### Extracted material
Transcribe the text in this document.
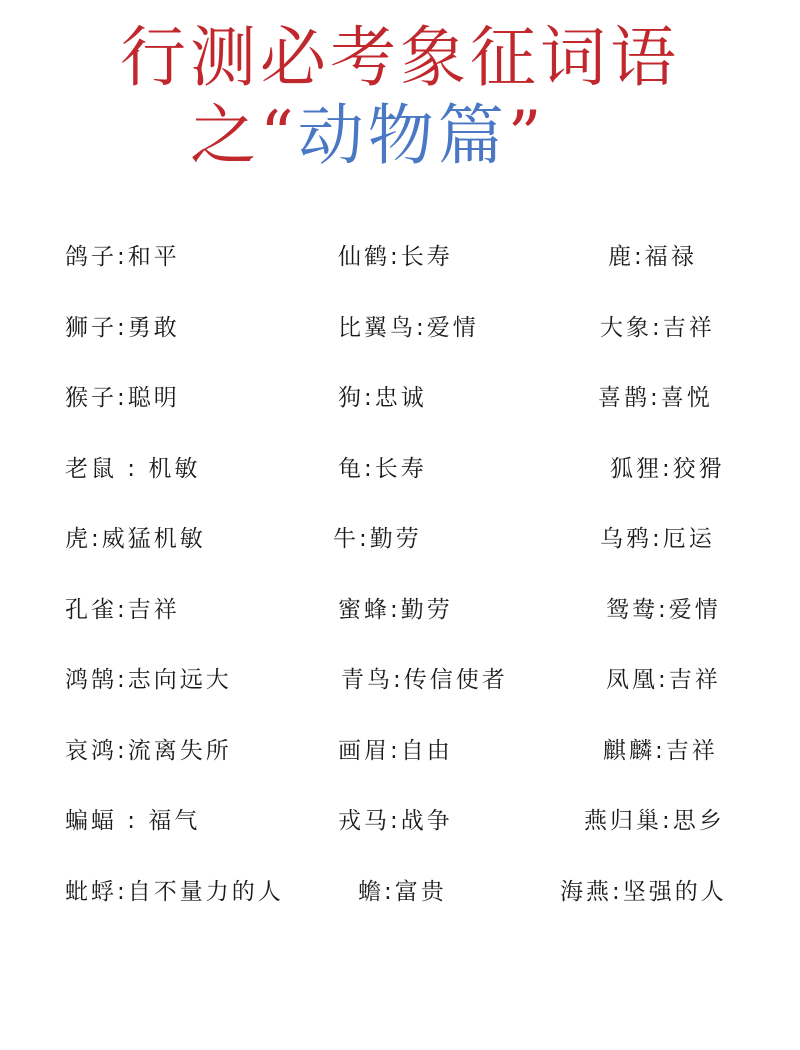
行测必考象征词语
之“动物篇”
鸽子:和平	仙鹤:长寿	鹿:福禄
狮子:勇敢	比翼鸟:爱情	大象:吉祥
猴子:聪明	狗:忠诚	喜鹊:喜悦
老鼠 : 机敏	龟:长寿	狐狸:狡猾
虎:威猛机敏	牛:勤劳	乌鸦:厄运
孔雀:吉祥	蜜蜂:勤劳	鸳鸯:爱情
鸿鹄:志向远大	青鸟:传信使者	凤凰:吉祥
哀鸿:流离失所	画眉:自由	麒麟:吉祥
蝙蝠 : 福气	戎马:战争	燕归巢:思乡
蚍蜉:自不量力的人	蟾:富贵	海燕:坚强的人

### Instructions to follow
Omit every image. Quote each record exactly.

### Written reply
Transcribe the text in this document.
行测必考象征词语
之“动物篇”
鸽子:和平	仙鹤:长寿	鹿:福禄
狮子:勇敢	比翼鸟:爱情	大象:吉祥
猴子:聪明	狗:忠诚	喜鹊:喜悦
老鼠 : 机敏	龟:长寿	狐狸:狡猾
虎:威猛机敏	牛:勤劳	乌鸦:厄运
孔雀:吉祥	蜜蜂:勤劳	鸳鸯:爱情
鸿鹄:志向远大	青鸟:传信使者	凤凰:吉祥
哀鸿:流离失所	画眉:自由	麒麟:吉祥
蝙蝠 : 福气	戎马:战争	燕归巢:思乡
蚍蜉:自不量力的人	蟾:富贵	海燕:坚强的人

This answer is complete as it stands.